_Task statement:_ Go through the entries below and collect each line with the string "inden" in it.
▼
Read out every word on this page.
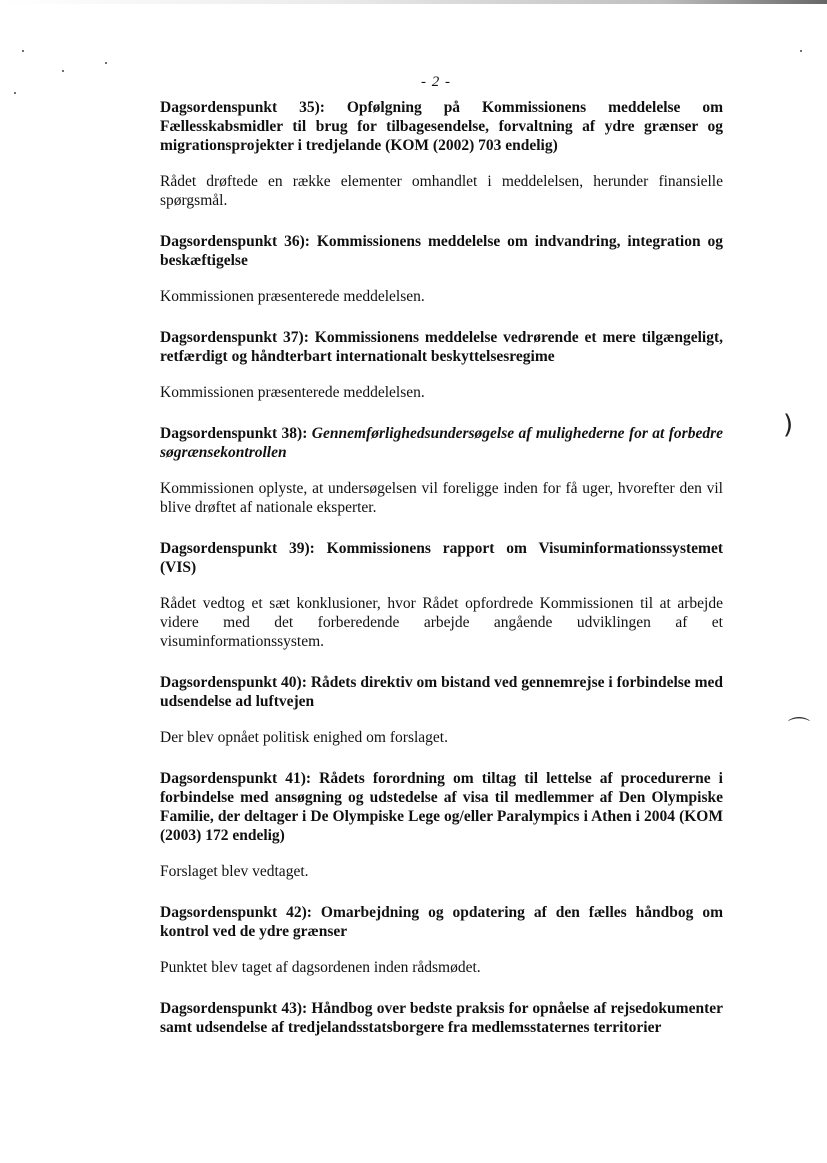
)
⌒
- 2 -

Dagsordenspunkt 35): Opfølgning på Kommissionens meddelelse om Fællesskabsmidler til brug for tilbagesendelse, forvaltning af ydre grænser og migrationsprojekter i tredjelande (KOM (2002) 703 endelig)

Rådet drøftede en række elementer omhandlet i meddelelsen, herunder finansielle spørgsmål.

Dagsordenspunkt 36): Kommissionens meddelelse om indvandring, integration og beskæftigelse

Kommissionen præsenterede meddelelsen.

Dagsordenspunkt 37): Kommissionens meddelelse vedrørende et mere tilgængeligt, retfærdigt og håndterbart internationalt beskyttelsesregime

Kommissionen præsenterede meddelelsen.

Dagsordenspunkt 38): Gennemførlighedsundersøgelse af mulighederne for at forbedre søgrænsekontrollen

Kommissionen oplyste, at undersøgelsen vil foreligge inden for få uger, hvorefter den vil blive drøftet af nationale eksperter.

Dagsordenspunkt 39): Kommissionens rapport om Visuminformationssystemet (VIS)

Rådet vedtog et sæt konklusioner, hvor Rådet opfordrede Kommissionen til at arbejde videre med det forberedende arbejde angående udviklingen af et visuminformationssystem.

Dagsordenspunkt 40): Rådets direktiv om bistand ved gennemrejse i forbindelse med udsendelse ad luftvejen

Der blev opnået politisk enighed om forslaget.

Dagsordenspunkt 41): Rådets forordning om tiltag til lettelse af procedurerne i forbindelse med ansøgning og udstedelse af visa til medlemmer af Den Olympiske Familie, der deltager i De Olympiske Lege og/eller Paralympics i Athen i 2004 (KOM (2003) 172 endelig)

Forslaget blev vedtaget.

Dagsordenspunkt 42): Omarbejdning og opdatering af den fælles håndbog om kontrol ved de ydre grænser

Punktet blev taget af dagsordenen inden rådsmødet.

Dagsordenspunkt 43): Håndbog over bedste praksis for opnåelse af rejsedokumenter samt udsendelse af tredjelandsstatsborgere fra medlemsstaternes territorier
▲
▼
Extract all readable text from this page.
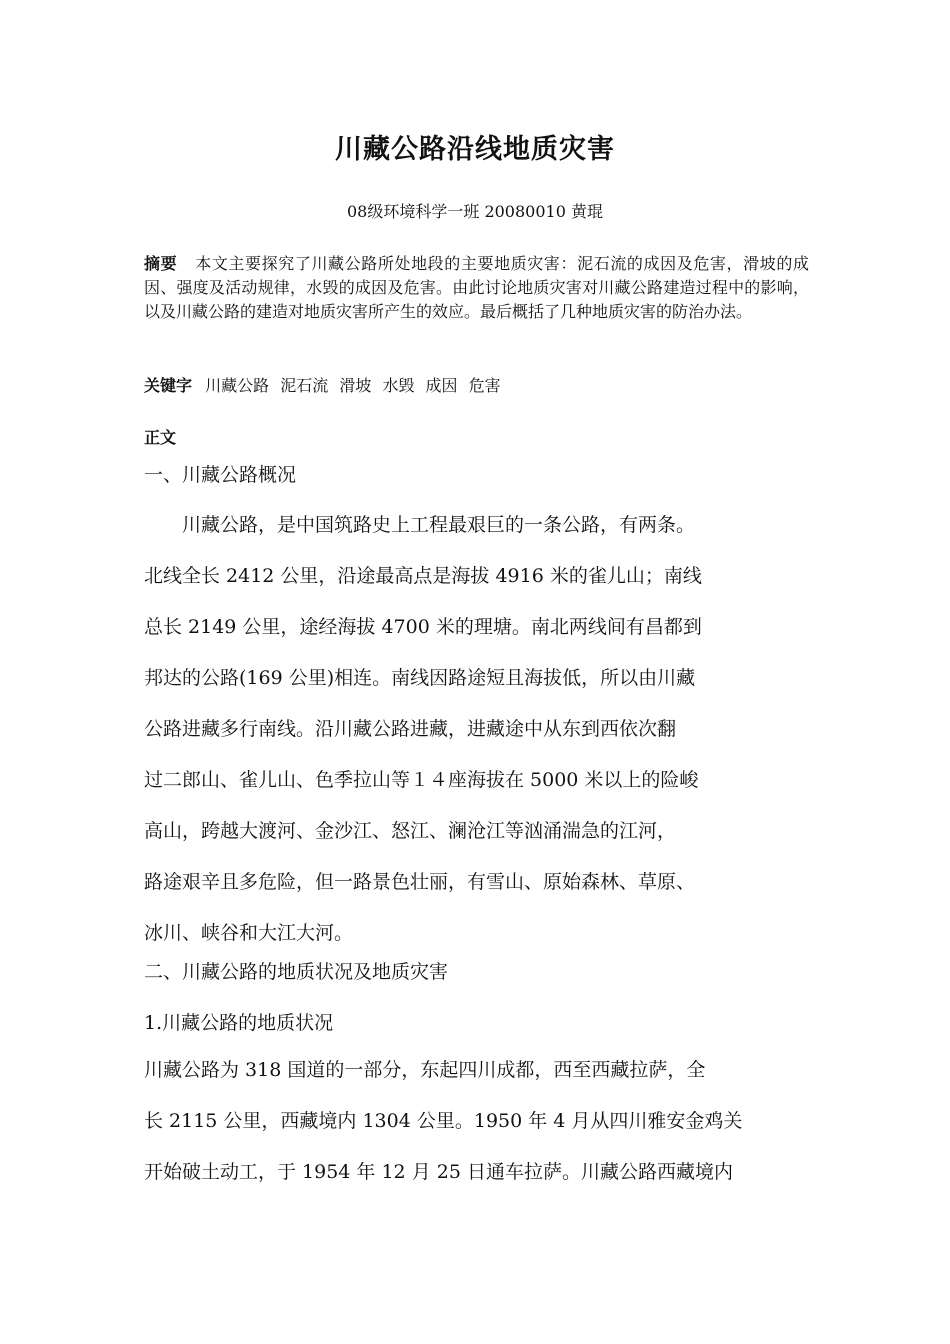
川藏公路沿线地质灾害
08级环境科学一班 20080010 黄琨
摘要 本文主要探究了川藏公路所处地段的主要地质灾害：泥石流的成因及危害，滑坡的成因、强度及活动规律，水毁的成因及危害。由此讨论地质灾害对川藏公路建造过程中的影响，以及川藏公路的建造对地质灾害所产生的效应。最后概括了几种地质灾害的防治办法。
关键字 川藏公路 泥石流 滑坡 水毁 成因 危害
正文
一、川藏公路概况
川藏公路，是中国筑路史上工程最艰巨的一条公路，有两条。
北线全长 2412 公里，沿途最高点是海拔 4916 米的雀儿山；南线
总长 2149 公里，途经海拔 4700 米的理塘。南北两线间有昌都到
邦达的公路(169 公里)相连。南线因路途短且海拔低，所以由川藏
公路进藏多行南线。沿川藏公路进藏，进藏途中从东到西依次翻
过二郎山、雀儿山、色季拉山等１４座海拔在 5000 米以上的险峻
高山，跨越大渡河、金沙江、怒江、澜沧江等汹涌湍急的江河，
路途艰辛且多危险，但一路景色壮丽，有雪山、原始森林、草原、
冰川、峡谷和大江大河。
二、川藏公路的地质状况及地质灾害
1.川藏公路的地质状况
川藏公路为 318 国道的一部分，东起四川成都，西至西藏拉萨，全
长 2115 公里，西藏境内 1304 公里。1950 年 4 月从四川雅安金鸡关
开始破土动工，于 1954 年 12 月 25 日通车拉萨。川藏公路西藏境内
▲
_Result of this task:_
Kommissionen oplyste, at undersøgelsen vil foreligge inden for få uger, hvorefter den vil blive drøftet af nationale eksperter.
Punktet blev taget af dagsordenen inden rådsmødet.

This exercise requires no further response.